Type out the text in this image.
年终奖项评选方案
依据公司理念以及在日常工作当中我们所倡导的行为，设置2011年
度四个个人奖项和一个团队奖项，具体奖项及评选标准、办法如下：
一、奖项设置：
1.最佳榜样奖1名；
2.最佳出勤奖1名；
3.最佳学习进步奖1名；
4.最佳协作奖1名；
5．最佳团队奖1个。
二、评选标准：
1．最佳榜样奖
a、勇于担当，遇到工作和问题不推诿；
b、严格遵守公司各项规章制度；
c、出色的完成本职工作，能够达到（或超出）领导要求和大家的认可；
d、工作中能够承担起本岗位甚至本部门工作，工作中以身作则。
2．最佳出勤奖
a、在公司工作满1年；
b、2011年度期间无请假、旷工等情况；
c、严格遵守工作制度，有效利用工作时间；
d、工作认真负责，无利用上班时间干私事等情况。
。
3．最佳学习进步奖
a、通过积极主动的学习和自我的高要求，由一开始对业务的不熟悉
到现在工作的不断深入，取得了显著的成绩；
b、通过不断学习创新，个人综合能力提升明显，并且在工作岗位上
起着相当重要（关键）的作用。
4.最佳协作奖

────────────────────

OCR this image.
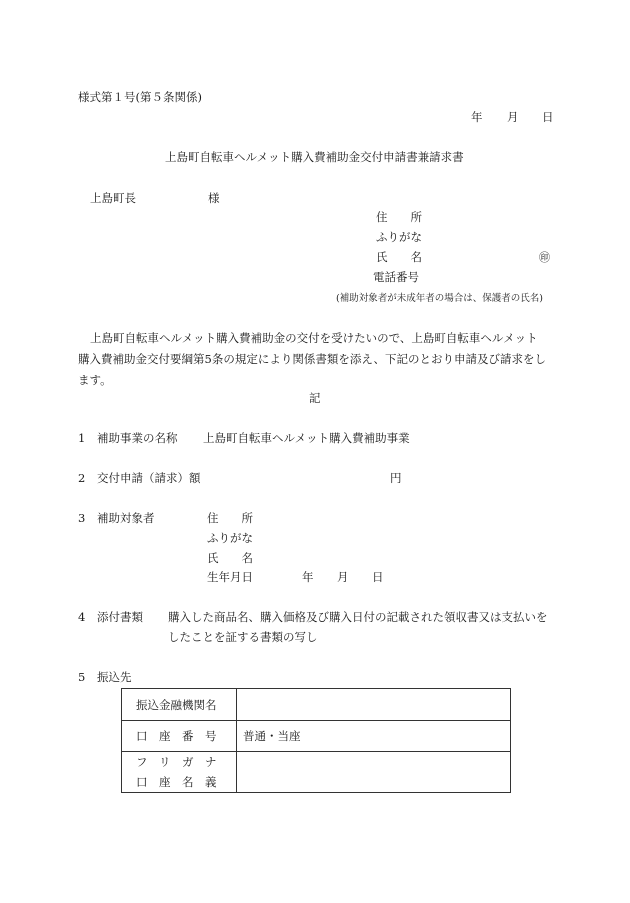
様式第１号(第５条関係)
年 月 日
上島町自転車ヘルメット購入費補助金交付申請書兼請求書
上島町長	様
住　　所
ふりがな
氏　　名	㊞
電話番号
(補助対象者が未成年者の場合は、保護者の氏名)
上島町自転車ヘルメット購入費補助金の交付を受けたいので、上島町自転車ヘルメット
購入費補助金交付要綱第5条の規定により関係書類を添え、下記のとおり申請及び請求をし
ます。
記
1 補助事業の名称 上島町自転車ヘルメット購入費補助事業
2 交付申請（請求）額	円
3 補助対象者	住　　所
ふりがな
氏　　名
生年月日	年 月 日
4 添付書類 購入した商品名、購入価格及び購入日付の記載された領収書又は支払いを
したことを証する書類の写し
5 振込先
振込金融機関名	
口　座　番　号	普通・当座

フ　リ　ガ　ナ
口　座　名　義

────────────────────

Reply with one number only, the count of lines above that hold the string "this".

2